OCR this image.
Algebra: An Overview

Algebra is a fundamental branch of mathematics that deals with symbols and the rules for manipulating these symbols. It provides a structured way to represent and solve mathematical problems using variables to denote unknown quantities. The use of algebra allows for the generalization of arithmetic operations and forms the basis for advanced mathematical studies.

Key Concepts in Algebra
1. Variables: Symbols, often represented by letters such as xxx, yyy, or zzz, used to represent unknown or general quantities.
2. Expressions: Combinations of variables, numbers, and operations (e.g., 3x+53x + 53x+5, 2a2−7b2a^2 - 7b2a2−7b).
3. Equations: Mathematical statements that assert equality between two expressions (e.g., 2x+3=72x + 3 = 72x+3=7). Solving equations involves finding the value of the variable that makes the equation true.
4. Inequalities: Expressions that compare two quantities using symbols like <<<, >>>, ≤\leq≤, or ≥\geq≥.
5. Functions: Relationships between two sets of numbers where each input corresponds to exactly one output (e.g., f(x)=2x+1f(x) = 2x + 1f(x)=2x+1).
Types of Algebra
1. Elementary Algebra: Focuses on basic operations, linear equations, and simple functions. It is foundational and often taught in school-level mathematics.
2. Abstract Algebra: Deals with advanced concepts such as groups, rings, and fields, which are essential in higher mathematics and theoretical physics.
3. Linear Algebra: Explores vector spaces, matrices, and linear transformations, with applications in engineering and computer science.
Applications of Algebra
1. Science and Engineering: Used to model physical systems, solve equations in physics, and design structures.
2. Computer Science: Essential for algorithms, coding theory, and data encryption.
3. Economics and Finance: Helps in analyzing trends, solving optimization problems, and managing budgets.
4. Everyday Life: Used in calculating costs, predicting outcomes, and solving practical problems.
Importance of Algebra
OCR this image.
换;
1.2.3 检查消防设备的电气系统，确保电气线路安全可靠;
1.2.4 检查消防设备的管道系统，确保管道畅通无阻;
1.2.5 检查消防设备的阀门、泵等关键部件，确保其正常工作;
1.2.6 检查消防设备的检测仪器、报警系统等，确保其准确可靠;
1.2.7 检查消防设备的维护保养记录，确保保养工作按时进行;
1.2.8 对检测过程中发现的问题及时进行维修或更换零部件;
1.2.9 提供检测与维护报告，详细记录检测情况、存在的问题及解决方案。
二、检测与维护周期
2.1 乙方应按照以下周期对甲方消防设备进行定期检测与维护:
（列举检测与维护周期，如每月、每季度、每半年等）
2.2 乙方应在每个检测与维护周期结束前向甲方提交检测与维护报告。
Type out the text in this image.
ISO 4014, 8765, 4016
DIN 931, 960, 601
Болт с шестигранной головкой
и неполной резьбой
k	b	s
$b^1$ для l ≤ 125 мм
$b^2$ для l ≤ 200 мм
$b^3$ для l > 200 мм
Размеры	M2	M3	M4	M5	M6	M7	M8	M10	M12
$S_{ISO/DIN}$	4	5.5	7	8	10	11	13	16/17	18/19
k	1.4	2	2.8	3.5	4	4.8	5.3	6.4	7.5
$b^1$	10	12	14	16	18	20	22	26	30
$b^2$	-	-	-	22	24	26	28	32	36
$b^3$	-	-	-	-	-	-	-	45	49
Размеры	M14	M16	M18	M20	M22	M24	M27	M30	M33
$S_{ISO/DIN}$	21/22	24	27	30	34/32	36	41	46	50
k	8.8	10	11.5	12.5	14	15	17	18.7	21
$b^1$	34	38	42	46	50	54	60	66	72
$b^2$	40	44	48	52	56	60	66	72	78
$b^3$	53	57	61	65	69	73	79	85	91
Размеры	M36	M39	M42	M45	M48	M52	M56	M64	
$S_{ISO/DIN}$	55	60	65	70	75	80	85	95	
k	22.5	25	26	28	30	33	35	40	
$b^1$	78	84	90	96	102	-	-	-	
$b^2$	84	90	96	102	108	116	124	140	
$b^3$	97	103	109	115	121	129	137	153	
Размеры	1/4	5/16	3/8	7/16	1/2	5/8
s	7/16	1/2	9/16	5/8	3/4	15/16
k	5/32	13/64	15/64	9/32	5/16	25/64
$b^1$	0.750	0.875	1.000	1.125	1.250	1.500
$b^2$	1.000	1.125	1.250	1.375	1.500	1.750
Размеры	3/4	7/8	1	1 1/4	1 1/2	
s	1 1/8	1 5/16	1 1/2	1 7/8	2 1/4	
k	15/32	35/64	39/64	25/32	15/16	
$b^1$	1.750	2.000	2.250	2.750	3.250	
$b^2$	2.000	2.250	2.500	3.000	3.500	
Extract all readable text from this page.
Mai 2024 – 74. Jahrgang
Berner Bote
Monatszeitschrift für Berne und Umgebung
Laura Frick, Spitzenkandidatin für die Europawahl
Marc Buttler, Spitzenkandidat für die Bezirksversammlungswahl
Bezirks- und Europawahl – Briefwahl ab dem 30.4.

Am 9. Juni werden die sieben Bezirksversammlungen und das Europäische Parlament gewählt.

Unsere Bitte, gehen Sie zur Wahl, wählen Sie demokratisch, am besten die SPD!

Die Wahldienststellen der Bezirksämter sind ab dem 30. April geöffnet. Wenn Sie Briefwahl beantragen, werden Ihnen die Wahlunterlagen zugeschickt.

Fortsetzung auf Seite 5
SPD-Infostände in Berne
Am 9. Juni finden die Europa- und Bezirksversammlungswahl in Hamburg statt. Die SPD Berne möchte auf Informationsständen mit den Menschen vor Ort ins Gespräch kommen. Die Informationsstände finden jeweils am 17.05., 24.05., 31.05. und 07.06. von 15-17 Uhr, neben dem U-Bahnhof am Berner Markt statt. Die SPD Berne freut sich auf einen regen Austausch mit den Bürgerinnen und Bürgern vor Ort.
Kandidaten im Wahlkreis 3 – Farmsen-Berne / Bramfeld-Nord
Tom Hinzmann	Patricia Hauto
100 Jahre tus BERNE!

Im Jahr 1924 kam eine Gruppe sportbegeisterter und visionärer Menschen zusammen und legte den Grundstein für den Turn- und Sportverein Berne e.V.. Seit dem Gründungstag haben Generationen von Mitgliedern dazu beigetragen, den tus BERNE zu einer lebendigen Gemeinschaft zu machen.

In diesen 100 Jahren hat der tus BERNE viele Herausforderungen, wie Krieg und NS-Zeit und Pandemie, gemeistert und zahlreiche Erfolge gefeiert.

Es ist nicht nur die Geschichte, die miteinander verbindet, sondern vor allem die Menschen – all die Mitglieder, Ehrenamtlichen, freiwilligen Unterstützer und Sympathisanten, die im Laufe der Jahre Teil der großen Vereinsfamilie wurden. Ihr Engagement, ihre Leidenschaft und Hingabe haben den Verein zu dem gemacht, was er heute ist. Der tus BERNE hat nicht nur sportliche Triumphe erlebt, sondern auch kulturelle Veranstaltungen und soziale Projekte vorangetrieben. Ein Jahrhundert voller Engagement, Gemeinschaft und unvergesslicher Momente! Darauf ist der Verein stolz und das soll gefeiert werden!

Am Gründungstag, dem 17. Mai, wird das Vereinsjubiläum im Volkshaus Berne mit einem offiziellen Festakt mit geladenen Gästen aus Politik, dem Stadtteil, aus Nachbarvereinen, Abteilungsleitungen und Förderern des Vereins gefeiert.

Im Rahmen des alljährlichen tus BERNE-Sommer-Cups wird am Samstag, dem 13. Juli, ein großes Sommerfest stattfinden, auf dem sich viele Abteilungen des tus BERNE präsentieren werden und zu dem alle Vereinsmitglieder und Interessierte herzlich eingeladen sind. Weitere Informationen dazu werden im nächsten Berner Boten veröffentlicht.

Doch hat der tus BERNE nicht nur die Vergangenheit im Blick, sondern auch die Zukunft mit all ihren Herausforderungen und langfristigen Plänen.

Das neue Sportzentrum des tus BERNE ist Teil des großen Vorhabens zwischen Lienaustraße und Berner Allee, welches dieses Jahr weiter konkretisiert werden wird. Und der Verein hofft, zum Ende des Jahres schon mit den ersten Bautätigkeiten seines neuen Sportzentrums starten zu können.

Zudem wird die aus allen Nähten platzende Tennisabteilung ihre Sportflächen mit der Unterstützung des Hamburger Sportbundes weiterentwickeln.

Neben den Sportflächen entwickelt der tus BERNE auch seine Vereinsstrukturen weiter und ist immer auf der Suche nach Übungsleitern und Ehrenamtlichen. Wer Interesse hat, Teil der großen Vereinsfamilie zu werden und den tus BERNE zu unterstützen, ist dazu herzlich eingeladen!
----------
YOUR OBJECTIVE → Report how many lines of the entries hold the string "eingeladen". Provide the number alone.

CORRECT ANSWER → 2